*Extracted entries*:

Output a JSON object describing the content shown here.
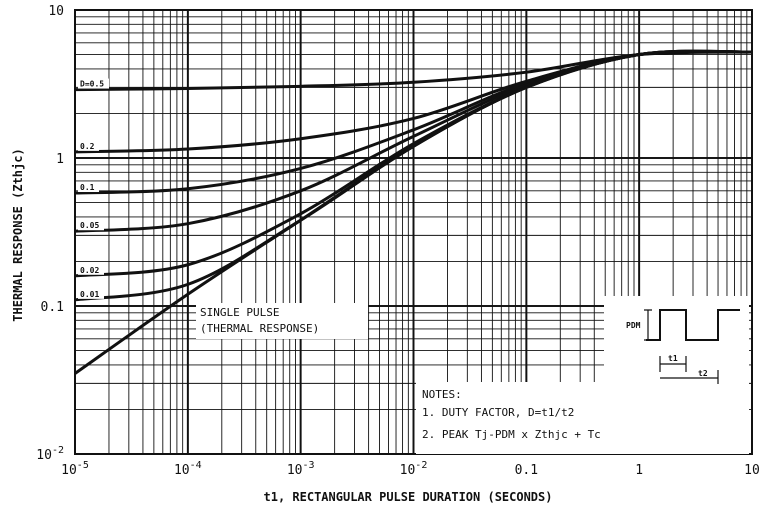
{
  "chart_data": {
    "type": "line",
    "title": "",
    "xlabel": "t1, RECTANGULAR PULSE DURATION (SECONDS)",
    "ylabel": "THERMAL RESPONSE (Zthjc)",
    "x_scale": "log",
    "y_scale": "log",
    "xlim": [
      1e-05,
      10
    ],
    "ylim": [
      0.01,
      10
    ],
    "grid": true,
    "x_tick_labels": [
      {
        "base": "10",
        "exp": "-5"
      },
      {
        "base": "10",
        "exp": "-4"
      },
      {
        "base": "10",
        "exp": "-3"
      },
      {
        "base": "10",
        "exp": "-2"
      },
      {
        "base": "0.1",
        "exp": ""
      },
      {
        "base": "1",
        "exp": ""
      },
      {
        "base": "10",
        "exp": ""
      }
    ],
    "y_tick_labels": [
      {
        "base": "10",
        "exp": "-2"
      },
      {
        "base": "0.1",
        "exp": ""
      },
      {
        "base": "1",
        "exp": ""
      },
      {
        "base": "10",
        "exp": ""
      }
    ],
    "x": [
      1e-05,
      0.0001,
      0.001,
      0.01,
      0.1,
      1,
      10
    ],
    "series": [
      {
        "name": "D=0.5",
        "values": [
          2.9,
          2.95,
          3.05,
          3.25,
          3.8,
          5.0,
          5.2
        ]
      },
      {
        "name": "D=0.2",
        "values": [
          1.1,
          1.15,
          1.35,
          1.85,
          3.3,
          5.0,
          5.2
        ]
      },
      {
        "name": "D=0.1",
        "values": [
          0.58,
          0.62,
          0.85,
          1.55,
          3.2,
          5.0,
          5.2
        ]
      },
      {
        "name": "D=0.05",
        "values": [
          0.32,
          0.36,
          0.6,
          1.4,
          3.1,
          5.0,
          5.2
        ]
      },
      {
        "name": "D=0.02",
        "values": [
          0.16,
          0.19,
          0.42,
          1.25,
          3.0,
          5.0,
          5.2
        ]
      },
      {
        "name": "D=0.01",
        "values": [
          0.11,
          0.14,
          0.38,
          1.2,
          3.0,
          5.0,
          5.2
        ]
      },
      {
        "name": "SINGLE PULSE",
        "values": [
          0.035,
          0.12,
          0.38,
          1.2,
          3.0,
          5.0,
          5.2
        ]
      }
    ],
    "curve_labels": [
      "D=0.5",
      "0.2",
      "0.1",
      "0.05",
      "0.02",
      "0.01"
    ],
    "annotation": {
      "line1": "SINGLE PULSE",
      "line2": "(THERMAL RESPONSE)"
    },
    "notes": {
      "header": "NOTES:",
      "note1": "1. DUTY FACTOR, D=t1/t2",
      "note2_main": "2. PEAK Tj-PDM x Zthjc + Tc"
    },
    "inset": {
      "pdm": "PDM",
      "t1": "t1",
      "t2": "t2"
    }
  }
}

*To be done*:
Are you able to set down all the lines above exactly, without any pictures?

*Reply to the exercise*:
Output a JSON object describing the content shown here.
{
  "chart_data": {
    "type": "line",
    "title": "",
    "xlabel": "t1, RECTANGULAR PULSE DURATION (SECONDS)",
    "ylabel": "THERMAL RESPONSE (Zthjc)",
    "x_scale": "log",
    "y_scale": "log",
    "xlim": [
      1e-05,
      10
    ],
    "ylim": [
      0.01,
      10
    ],
    "grid": true,
    "x_tick_labels": [
      {
        "base": "10",
        "exp": "-5"
      },
      {
        "base": "10",
        "exp": "-4"
      },
      {
        "base": "10",
        "exp": "-3"
      },
      {
        "base": "10",
        "exp": "-2"
      },
      {
        "base": "0.1",
        "exp": ""
      },
      {
        "base": "1",
        "exp": ""
      },
      {
        "base": "10",
        "exp": ""
      }
    ],
    "y_tick_labels": [
      {
        "base": "10",
        "exp": "-2"
      },
      {
        "base": "0.1",
        "exp": ""
      },
      {
        "base": "1",
        "exp": ""
      },
      {
        "base": "10",
        "exp": ""
      }
    ],
    "x": [
      1e-05,
      0.0001,
      0.001,
      0.01,
      0.1,
      1,
      10
    ],
    "series": [
      {
        "name": "D=0.5",
        "values": [
          2.9,
          2.95,
          3.05,
          3.25,
          3.8,
          5.0,
          5.2
        ]
      },
      {
        "name": "D=0.2",
        "values": [
          1.1,
          1.15,
          1.35,
          1.85,
          3.3,
          5.0,
          5.2
        ]
      },
      {
        "name": "D=0.1",
        "values": [
          0.58,
          0.62,
          0.85,
          1.55,
          3.2,
          5.0,
          5.2
        ]
      },
      {
        "name": "D=0.05",
        "values": [
          0.32,
          0.36,
          0.6,
          1.4,
          3.1,
          5.0,
          5.2
        ]
      },
      {
        "name": "D=0.02",
        "values": [
          0.16,
          0.19,
          0.42,
          1.25,
          3.0,
          5.0,
          5.2
        ]
      },
      {
        "name": "D=0.01",
        "values": [
          0.11,
          0.14,
          0.38,
          1.2,
          3.0,
          5.0,
          5.2
        ]
      },
      {
        "name": "SINGLE PULSE",
        "values": [
          0.035,
          0.12,
          0.38,
          1.2,
          3.0,
          5.0,
          5.2
        ]
      }
    ],
    "curve_labels": [
      "D=0.5",
      "0.2",
      "0.1",
      "0.05",
      "0.02",
      "0.01"
    ],
    "annotation": {
      "line1": "SINGLE PULSE",
      "line2": "(THERMAL RESPONSE)"
    },
    "notes": {
      "header": "NOTES:",
      "note1": "1. DUTY FACTOR, D=t1/t2",
      "note2_main": "2. PEAK Tj-PDM x Zthjc + Tc"
    },
    "inset": {
      "pdm": "PDM",
      "t1": "t1",
      "t2": "t2"
    }
  }
}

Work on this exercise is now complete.